→ **WORK TO COMPLETE**
Return the records exactly as they are.

(Dataset entries on figures)
** START **

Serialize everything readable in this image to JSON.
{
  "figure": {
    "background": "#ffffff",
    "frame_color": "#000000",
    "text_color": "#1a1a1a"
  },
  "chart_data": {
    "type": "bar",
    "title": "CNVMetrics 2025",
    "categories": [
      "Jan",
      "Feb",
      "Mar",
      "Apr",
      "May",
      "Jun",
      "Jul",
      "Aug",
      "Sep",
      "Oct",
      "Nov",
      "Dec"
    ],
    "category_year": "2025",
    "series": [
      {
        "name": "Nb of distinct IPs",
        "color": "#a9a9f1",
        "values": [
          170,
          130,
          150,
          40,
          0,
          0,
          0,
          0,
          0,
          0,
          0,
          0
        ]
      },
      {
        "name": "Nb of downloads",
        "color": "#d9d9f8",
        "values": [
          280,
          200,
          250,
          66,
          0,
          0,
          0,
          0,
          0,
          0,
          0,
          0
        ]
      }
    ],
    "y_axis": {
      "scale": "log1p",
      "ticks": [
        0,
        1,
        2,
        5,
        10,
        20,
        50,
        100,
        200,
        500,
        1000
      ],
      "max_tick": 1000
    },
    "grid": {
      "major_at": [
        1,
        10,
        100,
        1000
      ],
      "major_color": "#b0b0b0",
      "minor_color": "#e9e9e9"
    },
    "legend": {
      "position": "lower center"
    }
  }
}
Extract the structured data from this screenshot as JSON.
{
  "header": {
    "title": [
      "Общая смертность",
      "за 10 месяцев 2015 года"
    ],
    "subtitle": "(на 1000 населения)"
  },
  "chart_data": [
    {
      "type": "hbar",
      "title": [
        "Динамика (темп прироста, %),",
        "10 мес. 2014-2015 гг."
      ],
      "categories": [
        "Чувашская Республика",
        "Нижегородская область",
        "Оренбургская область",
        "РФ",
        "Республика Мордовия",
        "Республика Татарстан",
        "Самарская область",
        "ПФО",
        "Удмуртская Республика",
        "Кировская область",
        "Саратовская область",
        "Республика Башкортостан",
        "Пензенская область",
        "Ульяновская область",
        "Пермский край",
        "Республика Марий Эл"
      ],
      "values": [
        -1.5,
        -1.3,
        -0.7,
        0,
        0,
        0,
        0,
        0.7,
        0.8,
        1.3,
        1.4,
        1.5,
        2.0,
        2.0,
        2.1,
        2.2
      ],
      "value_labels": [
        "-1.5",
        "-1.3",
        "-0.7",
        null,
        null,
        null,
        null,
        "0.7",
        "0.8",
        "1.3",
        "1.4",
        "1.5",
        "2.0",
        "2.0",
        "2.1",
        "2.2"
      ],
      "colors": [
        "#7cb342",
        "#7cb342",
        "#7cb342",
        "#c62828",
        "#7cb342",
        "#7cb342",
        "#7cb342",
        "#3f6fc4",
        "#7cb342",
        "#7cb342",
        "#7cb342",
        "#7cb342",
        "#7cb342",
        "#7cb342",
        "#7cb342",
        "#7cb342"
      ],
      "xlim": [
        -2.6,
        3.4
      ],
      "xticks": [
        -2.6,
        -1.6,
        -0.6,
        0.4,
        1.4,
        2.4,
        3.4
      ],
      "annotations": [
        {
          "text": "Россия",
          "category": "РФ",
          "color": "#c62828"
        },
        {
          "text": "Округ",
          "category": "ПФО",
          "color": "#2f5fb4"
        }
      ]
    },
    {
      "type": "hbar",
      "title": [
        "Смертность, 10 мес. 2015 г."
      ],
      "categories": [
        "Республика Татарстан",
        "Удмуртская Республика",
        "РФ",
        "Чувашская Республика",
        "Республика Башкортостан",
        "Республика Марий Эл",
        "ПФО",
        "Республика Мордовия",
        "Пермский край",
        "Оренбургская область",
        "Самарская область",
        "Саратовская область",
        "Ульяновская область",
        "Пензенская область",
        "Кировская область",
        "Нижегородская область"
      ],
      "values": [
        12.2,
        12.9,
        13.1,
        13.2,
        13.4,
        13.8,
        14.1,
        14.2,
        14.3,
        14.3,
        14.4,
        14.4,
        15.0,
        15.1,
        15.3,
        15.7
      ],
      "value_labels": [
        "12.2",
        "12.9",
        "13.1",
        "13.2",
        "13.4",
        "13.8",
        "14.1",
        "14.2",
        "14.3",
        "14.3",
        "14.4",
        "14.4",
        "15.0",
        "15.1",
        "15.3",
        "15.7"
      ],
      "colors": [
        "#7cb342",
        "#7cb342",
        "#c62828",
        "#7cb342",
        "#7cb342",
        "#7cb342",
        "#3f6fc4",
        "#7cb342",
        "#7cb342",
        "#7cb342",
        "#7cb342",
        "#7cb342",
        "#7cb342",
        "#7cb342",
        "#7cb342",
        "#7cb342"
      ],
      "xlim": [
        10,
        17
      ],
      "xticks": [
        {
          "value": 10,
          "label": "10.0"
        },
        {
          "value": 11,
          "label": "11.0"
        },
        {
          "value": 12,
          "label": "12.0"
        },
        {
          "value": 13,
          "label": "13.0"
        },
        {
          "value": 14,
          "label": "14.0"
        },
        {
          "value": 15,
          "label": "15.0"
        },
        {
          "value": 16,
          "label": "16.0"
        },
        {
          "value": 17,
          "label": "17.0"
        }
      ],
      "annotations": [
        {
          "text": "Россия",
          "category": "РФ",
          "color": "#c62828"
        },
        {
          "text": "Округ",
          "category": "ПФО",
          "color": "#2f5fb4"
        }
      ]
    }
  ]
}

** END **

→ **REPLY**
Serialize everything readable in this image to JSON.
{
  "figure": {
    "background": "#ffffff",
    "frame_color": "#000000",
    "text_color": "#1a1a1a"
  },
  "chart_data": {
    "type": "bar",
    "title": "CNVMetrics 2025",
    "categories": [
      "Jan",
      "Feb",
      "Mar",
      "Apr",
      "May",
      "Jun",
      "Jul",
      "Aug",
      "Sep",
      "Oct",
      "Nov",
      "Dec"
    ],
    "category_year": "2025",
    "series": [
      {
        "name": "Nb of distinct IPs",
        "color": "#a9a9f1",
        "values": [
          170,
          130,
          150,
          40,
          0,
          0,
          0,
          0,
          0,
          0,
          0,
          0
        ]
      },
      {
        "name": "Nb of downloads",
        "color": "#d9d9f8",
        "values": [
          280,
          200,
          250,
          66,
          0,
          0,
          0,
          0,
          0,
          0,
          0,
          0
        ]
      }
    ],
    "y_axis": {
      "scale": "log1p",
      "ticks": [
        0,
        1,
        2,
        5,
        10,
        20,
        50,
        100,
        200,
        500,
        1000
      ],
      "max_tick": 1000
    },
    "grid": {
      "major_at": [
        1,
        10,
        100,
        1000
      ],
      "major_color": "#b0b0b0",
      "minor_color": "#e9e9e9"
    },
    "legend": {
      "position": "lower center"
    }
  }
}
Extract the structured data from this screenshot as JSON.
{
  "header": {
    "title": [
      "Общая смертность",
      "за 10 месяцев 2015 года"
    ],
    "subtitle": "(на 1000 населения)"
  },
  "chart_data": [
    {
      "type": "hbar",
      "title": [
        "Динамика (темп прироста, %),",
        "10 мес. 2014-2015 гг."
      ],
      "categories": [
        "Чувашская Республика",
        "Нижегородская область",
        "Оренбургская область",
        "РФ",
        "Республика Мордовия",
        "Республика Татарстан",
        "Самарская область",
        "ПФО",
        "Удмуртская Республика",
        "Кировская область",
        "Саратовская область",
        "Республика Башкортостан",
        "Пензенская область",
        "Ульяновская область",
        "Пермский край",
        "Республика Марий Эл"
      ],
      "values": [
        -1.5,
        -1.3,
        -0.7,
        0,
        0,
        0,
        0,
        0.7,
        0.8,
        1.3,
        1.4,
        1.5,
        2.0,
        2.0,
        2.1,
        2.2
      ],
      "value_labels": [
        "-1.5",
        "-1.3",
        "-0.7",
        null,
        null,
        null,
        null,
        "0.7",
        "0.8",
        "1.3",
        "1.4",
        "1.5",
        "2.0",
        "2.0",
        "2.1",
        "2.2"
      ],
      "colors": [
        "#7cb342",
        "#7cb342",
        "#7cb342",
        "#c62828",
        "#7cb342",
        "#7cb342",
        "#7cb342",
        "#3f6fc4",
        "#7cb342",
        "#7cb342",
        "#7cb342",
        "#7cb342",
        "#7cb342",
        "#7cb342",
        "#7cb342",
        "#7cb342"
      ],
      "xlim": [
        -2.6,
        3.4
      ],
      "xticks": [
        -2.6,
        -1.6,
        -0.6,
        0.4,
        1.4,
        2.4,
        3.4
      ],
      "annotations": [
        {
          "text": "Россия",
          "category": "РФ",
          "color": "#c62828"
        },
        {
          "text": "Округ",
          "category": "ПФО",
          "color": "#2f5fb4"
        }
      ]
    },
    {
      "type": "hbar",
      "title": [
        "Смертность, 10 мес. 2015 г."
      ],
      "categories": [
        "Республика Татарстан",
        "Удмуртская Республика",
        "РФ",
        "Чувашская Республика",
        "Республика Башкортостан",
        "Республика Марий Эл",
        "ПФО",
        "Республика Мордовия",
        "Пермский край",
        "Оренбургская область",
        "Самарская область",
        "Саратовская область",
        "Ульяновская область",
        "Пензенская область",
        "Кировская область",
        "Нижегородская область"
      ],
      "values": [
        12.2,
        12.9,
        13.1,
        13.2,
        13.4,
        13.8,
        14.1,
        14.2,
        14.3,
        14.3,
        14.4,
        14.4,
        15.0,
        15.1,
        15.3,
        15.7
      ],
      "value_labels": [
        "12.2",
        "12.9",
        "13.1",
        "13.2",
        "13.4",
        "13.8",
        "14.1",
        "14.2",
        "14.3",
        "14.3",
        "14.4",
        "14.4",
        "15.0",
        "15.1",
        "15.3",
        "15.7"
      ],
      "colors": [
        "#7cb342",
        "#7cb342",
        "#c62828",
        "#7cb342",
        "#7cb342",
        "#7cb342",
        "#3f6fc4",
        "#7cb342",
        "#7cb342",
        "#7cb342",
        "#7cb342",
        "#7cb342",
        "#7cb342",
        "#7cb342",
        "#7cb342",
        "#7cb342"
      ],
      "xlim": [
        10,
        17
      ],
      "xticks": [
        {
          "value": 10,
          "label": "10.0"
        },
        {
          "value": 11,
          "label": "11.0"
        },
        {
          "value": 12,
          "label": "12.0"
        },
        {
          "value": 13,
          "label": "13.0"
        },
        {
          "value": 14,
          "label": "14.0"
        },
        {
          "value": 15,
          "label": "15.0"
        },
        {
          "value": 16,
          "label": "16.0"
        },
        {
          "value": 17,
          "label": "17.0"
        }
      ],
      "annotations": [
        {
          "text": "Россия",
          "category": "РФ",
          "color": "#c62828"
        },
        {
          "text": "Округ",
          "category": "ПФО",
          "color": "#2f5fb4"
        }
      ]
    }
  ]
}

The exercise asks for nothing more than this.